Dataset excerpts
=======

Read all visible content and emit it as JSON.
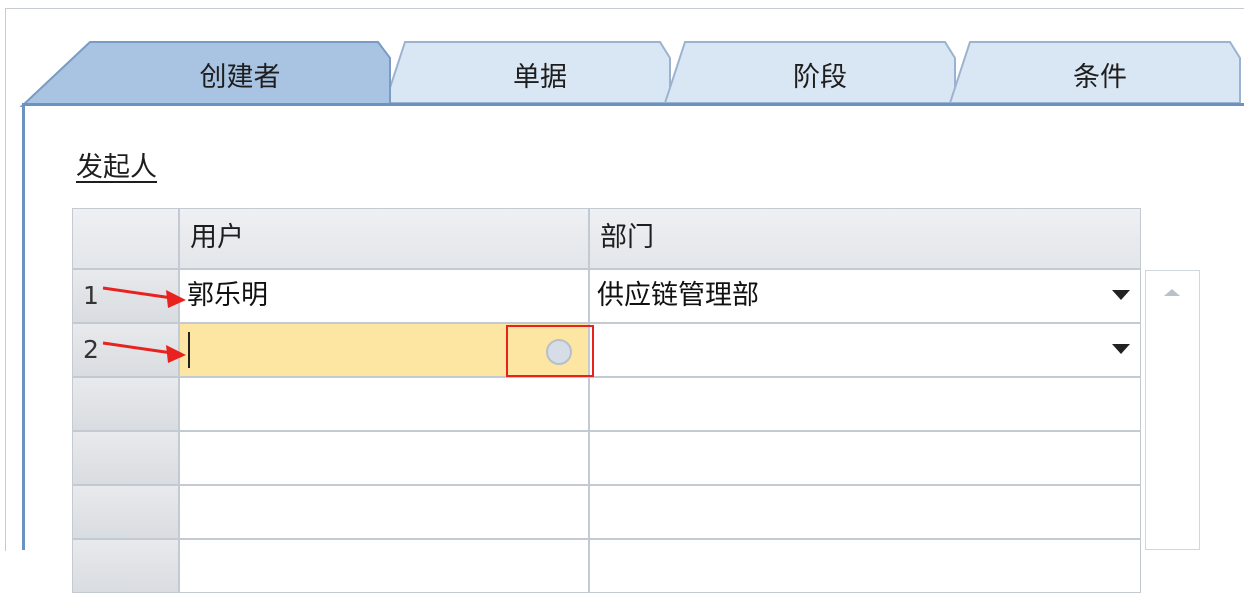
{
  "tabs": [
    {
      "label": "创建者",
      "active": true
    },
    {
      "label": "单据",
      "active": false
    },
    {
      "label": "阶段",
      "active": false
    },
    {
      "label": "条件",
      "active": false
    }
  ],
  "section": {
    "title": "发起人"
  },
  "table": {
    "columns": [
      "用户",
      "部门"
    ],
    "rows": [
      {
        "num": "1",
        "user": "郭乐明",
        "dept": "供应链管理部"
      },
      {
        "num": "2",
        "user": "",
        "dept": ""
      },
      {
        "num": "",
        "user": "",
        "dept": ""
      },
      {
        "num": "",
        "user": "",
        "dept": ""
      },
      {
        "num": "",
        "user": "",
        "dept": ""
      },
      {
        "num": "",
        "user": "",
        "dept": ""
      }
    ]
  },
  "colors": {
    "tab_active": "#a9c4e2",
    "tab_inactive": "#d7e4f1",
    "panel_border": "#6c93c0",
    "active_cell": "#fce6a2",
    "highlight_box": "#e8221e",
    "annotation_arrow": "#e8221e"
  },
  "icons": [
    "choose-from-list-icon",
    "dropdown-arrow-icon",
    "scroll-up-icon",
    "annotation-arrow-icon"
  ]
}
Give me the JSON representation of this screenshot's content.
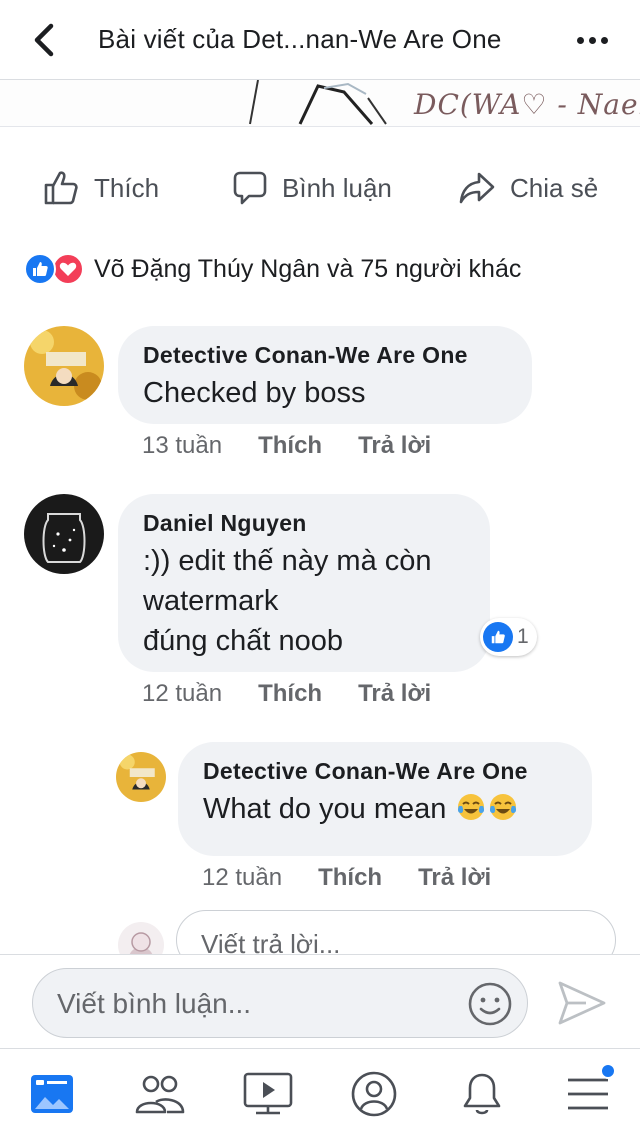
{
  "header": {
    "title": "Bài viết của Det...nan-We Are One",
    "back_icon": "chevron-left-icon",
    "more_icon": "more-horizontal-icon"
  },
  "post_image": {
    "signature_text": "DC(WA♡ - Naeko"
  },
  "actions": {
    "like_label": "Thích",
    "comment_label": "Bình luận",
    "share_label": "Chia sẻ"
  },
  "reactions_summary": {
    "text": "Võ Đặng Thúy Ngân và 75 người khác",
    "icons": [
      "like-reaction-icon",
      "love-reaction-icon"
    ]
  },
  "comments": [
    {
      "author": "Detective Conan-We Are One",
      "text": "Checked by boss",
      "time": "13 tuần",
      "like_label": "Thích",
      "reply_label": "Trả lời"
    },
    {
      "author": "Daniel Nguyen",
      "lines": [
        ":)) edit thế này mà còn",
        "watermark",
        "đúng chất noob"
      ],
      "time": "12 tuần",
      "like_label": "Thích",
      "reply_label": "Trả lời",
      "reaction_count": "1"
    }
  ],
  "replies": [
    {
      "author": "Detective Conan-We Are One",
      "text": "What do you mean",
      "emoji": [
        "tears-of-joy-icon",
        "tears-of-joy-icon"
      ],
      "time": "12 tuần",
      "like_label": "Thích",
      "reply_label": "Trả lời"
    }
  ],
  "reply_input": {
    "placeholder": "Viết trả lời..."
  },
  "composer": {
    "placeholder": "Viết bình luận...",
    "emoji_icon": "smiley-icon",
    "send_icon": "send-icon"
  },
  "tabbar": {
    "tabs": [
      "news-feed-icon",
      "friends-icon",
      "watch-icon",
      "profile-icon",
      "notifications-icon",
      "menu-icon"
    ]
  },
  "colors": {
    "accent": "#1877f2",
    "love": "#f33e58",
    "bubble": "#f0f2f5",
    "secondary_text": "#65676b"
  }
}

=======

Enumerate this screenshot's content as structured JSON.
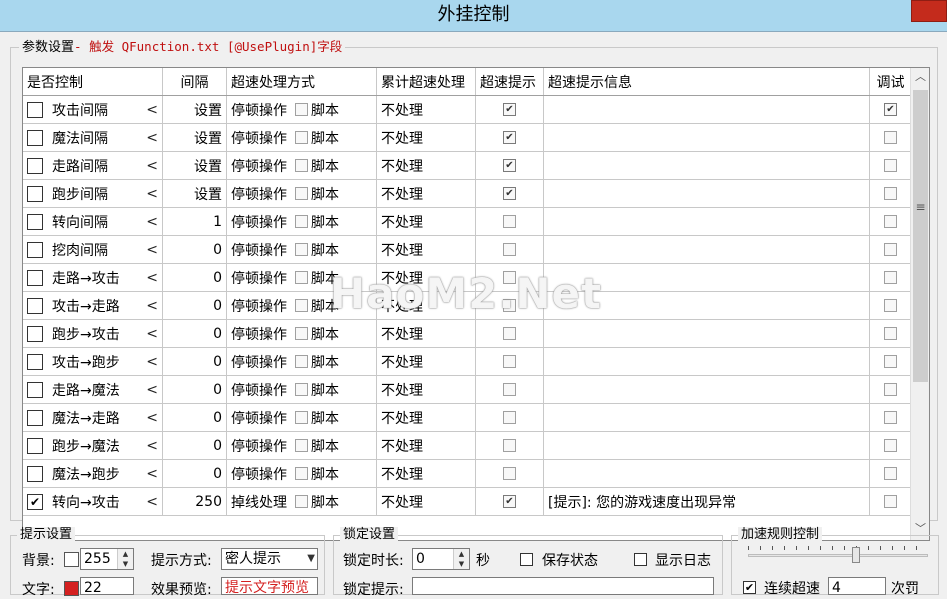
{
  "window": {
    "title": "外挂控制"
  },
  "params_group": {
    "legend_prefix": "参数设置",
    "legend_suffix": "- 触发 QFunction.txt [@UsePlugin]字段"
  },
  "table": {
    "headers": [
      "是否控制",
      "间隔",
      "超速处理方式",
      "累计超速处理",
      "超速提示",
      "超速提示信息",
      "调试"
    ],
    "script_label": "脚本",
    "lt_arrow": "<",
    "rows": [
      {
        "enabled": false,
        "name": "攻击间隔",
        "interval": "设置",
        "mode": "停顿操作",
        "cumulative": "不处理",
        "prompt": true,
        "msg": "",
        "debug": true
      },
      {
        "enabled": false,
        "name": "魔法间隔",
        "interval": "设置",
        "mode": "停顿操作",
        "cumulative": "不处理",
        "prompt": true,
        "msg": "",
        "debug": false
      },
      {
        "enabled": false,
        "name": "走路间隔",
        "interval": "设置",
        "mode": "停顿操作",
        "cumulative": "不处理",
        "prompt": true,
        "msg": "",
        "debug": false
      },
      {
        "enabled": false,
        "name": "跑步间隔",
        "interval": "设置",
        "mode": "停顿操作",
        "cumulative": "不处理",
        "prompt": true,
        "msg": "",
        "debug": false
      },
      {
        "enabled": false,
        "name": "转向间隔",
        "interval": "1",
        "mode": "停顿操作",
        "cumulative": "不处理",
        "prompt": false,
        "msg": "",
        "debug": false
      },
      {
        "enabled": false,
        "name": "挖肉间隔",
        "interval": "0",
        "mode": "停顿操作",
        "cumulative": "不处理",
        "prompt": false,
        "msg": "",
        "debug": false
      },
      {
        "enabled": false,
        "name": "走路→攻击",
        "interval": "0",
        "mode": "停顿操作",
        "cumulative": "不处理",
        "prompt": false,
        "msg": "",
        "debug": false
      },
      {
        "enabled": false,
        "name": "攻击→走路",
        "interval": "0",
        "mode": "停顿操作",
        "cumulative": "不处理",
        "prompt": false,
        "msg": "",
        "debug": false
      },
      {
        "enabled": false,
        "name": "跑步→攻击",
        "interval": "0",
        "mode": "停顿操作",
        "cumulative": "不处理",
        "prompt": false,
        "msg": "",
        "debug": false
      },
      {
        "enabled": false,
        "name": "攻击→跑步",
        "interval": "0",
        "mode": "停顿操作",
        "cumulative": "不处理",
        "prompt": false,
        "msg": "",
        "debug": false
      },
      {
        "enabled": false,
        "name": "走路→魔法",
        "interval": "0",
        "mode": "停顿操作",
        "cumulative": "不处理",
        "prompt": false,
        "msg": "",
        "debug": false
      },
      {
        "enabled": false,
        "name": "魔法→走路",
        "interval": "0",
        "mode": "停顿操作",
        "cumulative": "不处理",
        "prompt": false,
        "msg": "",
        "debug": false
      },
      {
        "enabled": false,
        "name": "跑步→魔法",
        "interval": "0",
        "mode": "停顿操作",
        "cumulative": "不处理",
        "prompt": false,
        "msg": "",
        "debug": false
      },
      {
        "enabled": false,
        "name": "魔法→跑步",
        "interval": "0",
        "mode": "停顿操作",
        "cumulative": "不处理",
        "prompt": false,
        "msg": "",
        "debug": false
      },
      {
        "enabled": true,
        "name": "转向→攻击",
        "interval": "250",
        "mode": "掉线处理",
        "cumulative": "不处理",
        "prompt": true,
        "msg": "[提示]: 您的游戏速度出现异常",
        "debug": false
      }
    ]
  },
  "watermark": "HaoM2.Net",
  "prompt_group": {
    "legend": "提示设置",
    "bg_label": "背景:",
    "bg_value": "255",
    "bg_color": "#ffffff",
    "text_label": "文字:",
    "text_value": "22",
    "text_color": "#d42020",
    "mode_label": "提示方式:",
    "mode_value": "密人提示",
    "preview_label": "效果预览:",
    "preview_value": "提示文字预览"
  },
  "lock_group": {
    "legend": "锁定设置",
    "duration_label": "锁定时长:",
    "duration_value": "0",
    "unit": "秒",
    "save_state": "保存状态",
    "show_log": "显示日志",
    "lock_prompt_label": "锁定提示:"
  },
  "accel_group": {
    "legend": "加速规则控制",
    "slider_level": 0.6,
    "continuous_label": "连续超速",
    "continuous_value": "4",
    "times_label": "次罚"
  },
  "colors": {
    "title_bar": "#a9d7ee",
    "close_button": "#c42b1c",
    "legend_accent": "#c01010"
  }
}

=======

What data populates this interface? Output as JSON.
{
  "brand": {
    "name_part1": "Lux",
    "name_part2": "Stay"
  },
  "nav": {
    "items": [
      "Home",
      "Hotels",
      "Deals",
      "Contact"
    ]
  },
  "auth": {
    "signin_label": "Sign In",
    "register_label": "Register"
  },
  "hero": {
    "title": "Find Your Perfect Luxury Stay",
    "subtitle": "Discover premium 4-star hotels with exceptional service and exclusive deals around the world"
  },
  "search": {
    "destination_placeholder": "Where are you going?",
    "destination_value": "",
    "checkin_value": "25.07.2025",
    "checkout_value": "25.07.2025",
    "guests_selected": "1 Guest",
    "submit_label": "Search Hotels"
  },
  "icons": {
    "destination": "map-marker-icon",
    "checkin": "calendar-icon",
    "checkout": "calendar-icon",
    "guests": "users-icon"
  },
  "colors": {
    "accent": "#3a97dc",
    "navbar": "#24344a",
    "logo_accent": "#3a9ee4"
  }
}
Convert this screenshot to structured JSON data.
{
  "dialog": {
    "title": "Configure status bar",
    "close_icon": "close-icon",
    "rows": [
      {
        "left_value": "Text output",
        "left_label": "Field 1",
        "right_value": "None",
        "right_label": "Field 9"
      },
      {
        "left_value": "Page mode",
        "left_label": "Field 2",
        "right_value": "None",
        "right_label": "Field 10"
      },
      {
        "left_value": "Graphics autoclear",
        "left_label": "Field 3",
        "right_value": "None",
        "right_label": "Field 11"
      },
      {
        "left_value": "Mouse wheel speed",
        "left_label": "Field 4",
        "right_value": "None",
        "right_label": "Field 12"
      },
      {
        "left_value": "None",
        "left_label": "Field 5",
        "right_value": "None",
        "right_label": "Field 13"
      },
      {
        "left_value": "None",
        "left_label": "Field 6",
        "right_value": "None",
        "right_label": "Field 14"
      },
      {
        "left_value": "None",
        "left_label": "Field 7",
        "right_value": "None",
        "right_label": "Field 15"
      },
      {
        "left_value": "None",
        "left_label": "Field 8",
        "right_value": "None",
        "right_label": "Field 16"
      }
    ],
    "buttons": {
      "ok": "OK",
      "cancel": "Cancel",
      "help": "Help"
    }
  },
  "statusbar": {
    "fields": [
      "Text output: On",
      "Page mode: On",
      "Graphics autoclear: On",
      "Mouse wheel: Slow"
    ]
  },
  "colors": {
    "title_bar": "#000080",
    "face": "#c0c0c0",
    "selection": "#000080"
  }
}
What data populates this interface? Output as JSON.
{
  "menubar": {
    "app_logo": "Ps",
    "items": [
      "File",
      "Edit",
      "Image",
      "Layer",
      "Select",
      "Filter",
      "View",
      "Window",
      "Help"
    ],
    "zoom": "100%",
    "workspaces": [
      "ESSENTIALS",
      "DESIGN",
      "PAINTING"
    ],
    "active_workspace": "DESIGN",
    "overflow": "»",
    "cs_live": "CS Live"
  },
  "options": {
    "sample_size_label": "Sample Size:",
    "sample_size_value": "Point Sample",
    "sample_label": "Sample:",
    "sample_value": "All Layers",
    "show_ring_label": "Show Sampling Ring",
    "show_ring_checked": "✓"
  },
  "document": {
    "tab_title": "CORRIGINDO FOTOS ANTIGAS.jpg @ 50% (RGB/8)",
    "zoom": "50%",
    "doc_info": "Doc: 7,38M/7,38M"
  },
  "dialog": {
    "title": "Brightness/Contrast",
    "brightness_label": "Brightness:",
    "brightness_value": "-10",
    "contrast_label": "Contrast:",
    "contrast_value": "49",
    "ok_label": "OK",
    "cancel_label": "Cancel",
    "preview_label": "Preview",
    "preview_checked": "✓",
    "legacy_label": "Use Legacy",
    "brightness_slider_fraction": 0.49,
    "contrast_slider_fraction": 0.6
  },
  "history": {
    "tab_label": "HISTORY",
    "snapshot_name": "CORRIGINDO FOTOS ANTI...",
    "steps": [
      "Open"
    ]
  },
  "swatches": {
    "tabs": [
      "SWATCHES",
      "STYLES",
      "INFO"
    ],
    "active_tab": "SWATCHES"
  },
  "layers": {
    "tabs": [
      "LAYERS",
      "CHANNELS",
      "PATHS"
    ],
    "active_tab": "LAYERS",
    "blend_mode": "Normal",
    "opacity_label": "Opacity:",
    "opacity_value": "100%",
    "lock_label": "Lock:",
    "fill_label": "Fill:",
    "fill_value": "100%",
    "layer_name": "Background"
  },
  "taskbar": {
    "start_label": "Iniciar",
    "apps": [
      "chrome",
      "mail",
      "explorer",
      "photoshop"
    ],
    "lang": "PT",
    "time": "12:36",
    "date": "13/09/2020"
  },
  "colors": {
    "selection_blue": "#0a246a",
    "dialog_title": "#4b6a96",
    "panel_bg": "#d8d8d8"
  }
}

=======

Task to complete
Return every line from the records above that holds the word "calendar".

Solution
    "checkin": "calendar-icon",
    "checkout": "calendar-icon",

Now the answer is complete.